* Direction: Locate the word "this" in the entries below, then gather every line that holds it.
Material to process start
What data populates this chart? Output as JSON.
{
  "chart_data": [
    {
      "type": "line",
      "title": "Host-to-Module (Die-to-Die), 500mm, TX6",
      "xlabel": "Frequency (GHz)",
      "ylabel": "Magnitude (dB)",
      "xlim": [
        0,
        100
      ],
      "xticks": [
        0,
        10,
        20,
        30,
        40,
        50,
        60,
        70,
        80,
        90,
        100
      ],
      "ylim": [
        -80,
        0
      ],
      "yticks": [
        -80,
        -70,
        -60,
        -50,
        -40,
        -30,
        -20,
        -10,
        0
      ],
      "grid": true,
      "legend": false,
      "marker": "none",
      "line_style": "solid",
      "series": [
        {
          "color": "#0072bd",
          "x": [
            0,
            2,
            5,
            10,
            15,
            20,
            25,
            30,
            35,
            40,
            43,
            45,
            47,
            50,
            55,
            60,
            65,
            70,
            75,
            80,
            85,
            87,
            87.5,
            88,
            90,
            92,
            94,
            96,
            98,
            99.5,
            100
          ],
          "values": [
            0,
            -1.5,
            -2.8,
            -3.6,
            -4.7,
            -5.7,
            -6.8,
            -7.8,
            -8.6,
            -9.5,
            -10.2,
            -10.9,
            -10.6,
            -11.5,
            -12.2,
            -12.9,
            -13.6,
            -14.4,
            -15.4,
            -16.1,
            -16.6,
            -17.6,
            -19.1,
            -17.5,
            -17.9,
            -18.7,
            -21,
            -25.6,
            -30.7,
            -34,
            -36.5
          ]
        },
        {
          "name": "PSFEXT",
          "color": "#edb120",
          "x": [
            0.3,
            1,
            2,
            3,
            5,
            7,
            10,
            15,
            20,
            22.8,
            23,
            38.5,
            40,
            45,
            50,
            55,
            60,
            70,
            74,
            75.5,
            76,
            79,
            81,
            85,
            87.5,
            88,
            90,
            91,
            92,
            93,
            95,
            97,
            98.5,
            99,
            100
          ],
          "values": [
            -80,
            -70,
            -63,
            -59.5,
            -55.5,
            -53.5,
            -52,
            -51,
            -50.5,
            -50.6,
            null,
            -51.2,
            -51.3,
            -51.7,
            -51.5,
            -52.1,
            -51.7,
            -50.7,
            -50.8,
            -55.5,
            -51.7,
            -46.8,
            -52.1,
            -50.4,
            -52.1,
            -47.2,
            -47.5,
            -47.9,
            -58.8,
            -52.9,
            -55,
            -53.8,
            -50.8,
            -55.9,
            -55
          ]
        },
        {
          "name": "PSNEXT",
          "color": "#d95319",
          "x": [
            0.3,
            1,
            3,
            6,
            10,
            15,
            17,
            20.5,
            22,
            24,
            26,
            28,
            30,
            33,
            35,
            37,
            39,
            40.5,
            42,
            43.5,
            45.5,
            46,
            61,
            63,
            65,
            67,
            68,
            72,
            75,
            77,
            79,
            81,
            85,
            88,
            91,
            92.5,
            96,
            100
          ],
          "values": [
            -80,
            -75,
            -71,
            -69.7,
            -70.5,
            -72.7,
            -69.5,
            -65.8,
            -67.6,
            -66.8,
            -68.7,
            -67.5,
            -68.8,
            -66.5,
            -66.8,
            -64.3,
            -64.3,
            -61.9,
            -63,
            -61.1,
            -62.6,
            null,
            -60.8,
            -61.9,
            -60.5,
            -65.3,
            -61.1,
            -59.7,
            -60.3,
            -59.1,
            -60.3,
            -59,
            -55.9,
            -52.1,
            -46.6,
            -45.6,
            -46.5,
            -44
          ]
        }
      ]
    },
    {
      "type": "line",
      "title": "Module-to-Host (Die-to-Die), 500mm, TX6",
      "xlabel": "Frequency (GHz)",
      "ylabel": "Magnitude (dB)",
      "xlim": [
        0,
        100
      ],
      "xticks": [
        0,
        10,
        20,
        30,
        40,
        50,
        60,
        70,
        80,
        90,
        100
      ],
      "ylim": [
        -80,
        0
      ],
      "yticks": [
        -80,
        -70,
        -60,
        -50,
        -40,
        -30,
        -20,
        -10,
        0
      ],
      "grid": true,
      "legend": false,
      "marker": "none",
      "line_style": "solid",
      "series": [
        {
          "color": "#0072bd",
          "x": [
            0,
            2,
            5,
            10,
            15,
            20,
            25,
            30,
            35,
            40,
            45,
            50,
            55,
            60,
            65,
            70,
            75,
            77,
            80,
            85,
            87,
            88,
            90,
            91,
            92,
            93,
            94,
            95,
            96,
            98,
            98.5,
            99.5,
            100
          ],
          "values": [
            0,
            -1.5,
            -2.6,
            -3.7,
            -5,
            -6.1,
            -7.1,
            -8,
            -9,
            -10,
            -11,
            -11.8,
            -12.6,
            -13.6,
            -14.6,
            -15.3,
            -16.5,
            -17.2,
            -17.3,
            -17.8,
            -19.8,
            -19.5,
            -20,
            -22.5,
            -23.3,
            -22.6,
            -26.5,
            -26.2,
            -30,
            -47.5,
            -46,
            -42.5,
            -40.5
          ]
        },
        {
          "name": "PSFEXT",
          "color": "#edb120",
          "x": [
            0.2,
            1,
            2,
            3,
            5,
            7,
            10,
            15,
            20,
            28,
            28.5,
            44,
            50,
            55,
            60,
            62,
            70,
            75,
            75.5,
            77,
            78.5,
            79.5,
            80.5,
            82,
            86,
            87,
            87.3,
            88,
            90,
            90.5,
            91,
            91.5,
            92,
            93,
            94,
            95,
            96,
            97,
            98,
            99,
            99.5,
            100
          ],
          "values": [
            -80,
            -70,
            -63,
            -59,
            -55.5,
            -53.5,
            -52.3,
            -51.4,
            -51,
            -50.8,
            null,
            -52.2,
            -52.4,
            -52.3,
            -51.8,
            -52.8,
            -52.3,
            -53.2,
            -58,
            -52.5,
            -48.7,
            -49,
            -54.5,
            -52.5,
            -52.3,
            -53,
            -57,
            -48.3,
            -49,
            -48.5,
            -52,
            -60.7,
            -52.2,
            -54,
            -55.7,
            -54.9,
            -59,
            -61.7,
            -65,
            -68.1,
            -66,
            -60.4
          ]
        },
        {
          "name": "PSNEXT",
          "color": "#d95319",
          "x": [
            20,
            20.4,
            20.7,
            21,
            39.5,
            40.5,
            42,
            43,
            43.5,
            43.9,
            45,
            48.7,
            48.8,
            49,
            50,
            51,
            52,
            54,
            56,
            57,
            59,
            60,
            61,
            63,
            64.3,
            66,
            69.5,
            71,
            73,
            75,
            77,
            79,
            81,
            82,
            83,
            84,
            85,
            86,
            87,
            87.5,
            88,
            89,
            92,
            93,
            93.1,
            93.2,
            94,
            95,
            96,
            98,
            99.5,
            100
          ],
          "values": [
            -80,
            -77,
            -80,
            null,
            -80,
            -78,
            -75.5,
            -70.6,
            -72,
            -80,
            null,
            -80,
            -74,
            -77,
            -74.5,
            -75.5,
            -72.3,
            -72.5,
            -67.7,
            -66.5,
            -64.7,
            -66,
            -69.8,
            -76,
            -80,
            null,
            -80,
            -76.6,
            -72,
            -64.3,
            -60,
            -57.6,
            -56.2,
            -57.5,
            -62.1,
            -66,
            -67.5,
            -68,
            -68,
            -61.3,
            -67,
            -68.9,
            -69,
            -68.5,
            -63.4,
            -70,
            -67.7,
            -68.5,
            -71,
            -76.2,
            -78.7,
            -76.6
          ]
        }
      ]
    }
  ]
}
Material to process end
Material to process start
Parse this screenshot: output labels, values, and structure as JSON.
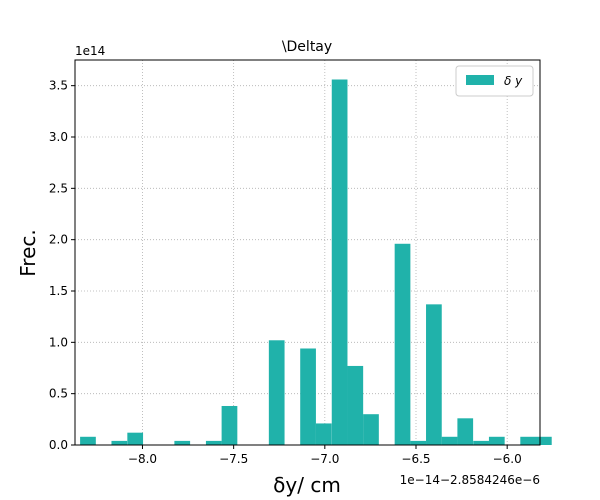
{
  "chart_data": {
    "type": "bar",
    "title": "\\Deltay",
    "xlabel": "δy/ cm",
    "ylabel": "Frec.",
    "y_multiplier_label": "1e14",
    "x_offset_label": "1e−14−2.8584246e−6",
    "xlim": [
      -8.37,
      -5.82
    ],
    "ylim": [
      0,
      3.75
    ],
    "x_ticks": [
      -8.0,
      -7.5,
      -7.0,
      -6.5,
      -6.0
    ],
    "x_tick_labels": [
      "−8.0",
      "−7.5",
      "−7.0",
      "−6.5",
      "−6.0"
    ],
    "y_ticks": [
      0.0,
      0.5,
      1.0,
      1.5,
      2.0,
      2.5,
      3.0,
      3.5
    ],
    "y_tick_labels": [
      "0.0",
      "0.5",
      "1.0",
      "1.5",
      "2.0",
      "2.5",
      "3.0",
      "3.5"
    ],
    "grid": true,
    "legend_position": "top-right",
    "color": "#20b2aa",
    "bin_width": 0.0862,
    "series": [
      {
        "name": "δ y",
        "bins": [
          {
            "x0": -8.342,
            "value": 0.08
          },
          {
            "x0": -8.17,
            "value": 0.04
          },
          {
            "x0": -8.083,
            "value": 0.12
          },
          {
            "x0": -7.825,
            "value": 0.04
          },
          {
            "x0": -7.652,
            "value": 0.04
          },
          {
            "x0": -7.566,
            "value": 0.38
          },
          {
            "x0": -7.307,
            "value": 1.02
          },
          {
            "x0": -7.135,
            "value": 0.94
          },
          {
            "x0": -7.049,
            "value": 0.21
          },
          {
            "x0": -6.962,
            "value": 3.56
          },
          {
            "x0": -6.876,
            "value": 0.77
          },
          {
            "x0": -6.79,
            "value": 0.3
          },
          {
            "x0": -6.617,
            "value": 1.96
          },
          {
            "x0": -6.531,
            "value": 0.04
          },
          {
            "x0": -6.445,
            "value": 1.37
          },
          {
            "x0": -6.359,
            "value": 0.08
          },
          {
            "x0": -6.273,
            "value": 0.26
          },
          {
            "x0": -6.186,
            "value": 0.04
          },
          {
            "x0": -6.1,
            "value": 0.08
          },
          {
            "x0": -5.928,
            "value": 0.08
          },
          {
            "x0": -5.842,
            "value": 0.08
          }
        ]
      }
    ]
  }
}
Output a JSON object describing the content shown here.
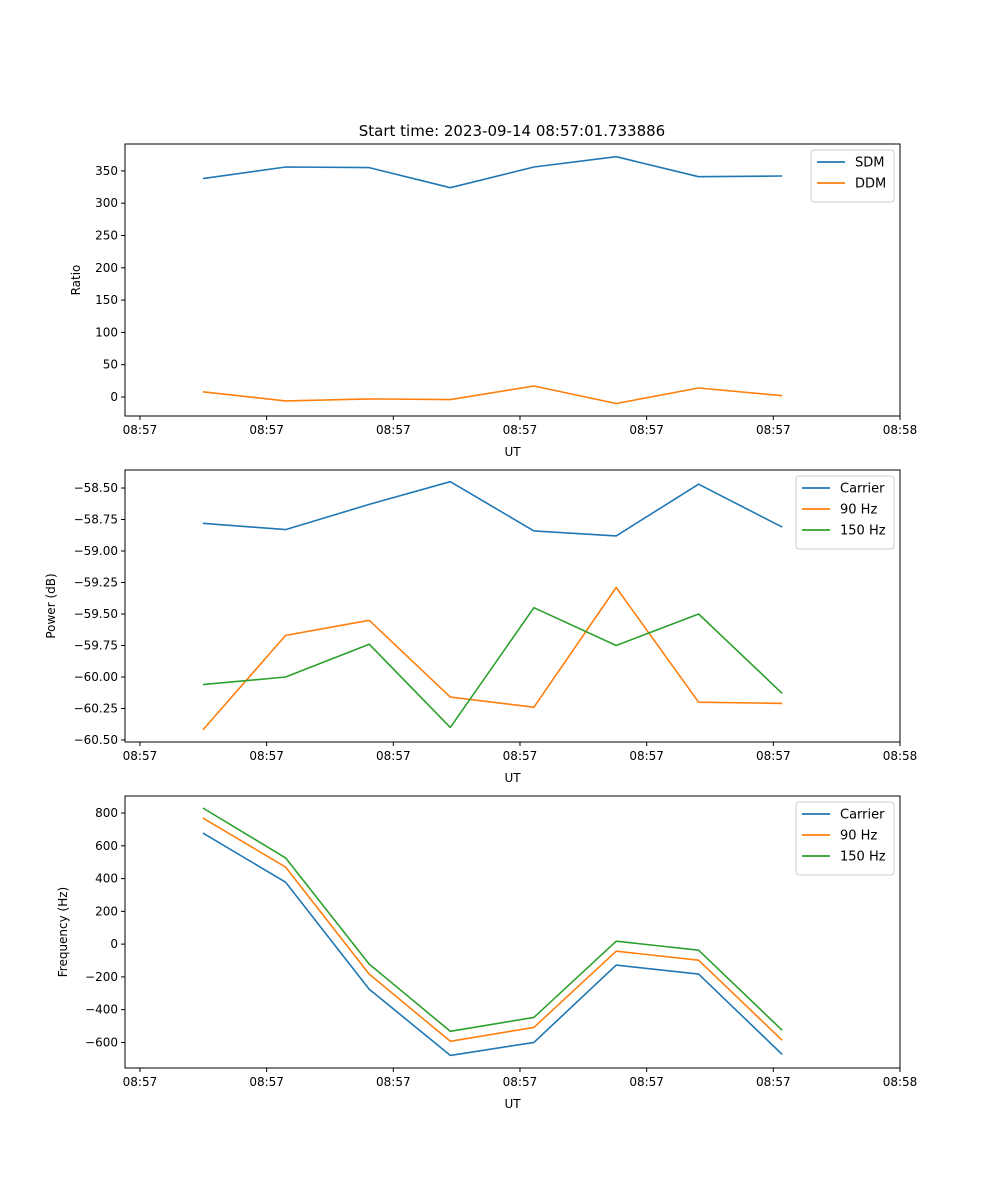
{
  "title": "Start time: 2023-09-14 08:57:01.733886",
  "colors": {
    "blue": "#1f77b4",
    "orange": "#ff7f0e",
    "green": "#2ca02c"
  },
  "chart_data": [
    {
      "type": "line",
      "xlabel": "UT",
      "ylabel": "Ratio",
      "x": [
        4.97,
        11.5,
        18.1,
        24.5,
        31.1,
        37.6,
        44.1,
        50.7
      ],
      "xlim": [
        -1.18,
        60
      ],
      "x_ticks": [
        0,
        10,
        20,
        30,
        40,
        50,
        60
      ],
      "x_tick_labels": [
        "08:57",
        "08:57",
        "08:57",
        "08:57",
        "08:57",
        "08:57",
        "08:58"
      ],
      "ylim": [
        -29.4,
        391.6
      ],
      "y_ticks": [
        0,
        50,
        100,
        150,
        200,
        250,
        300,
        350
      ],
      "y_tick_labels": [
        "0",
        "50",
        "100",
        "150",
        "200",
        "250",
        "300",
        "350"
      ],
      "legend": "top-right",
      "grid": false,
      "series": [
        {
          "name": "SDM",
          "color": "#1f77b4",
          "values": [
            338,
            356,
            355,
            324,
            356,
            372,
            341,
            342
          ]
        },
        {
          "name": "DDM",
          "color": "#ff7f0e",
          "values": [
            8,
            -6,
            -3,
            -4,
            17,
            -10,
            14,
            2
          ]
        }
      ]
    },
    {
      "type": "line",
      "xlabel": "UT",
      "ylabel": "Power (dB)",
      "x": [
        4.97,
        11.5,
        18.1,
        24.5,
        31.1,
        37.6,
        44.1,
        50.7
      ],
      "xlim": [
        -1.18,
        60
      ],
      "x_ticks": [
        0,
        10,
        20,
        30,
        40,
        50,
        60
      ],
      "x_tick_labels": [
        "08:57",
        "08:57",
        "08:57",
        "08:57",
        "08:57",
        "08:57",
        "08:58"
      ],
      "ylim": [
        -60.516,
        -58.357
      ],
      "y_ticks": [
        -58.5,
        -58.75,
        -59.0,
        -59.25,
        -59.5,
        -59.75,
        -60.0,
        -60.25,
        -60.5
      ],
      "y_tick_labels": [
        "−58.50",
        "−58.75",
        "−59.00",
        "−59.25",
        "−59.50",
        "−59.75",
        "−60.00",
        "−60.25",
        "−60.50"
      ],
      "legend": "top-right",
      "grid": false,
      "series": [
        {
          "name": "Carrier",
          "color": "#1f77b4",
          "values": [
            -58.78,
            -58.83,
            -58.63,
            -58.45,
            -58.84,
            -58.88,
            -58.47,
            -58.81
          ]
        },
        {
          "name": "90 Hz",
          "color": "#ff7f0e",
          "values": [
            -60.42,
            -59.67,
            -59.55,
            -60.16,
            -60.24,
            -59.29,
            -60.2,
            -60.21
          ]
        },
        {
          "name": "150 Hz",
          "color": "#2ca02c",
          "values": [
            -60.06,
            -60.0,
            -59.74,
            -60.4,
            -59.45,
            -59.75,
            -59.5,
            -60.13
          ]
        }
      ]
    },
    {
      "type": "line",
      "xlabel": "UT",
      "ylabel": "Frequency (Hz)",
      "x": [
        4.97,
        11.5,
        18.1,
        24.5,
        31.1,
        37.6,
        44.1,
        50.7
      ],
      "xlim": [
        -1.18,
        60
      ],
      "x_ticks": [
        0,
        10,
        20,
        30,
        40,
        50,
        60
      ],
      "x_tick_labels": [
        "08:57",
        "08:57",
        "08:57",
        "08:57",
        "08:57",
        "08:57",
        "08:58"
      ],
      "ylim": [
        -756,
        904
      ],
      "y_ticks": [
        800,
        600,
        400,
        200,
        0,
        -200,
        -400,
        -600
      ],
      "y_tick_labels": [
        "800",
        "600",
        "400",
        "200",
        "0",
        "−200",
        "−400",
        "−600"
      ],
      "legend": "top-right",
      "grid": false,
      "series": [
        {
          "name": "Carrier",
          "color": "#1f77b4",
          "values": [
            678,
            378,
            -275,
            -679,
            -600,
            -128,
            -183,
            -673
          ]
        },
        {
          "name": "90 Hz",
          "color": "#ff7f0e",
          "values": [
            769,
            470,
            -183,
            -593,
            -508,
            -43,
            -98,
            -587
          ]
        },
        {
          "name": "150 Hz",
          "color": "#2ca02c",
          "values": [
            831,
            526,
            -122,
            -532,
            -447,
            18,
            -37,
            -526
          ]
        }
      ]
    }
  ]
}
Material to process end
* Problem solution:
What data populates this chart? Output as JSON.
Parse this screenshot: output labels, values, and structure as JSON.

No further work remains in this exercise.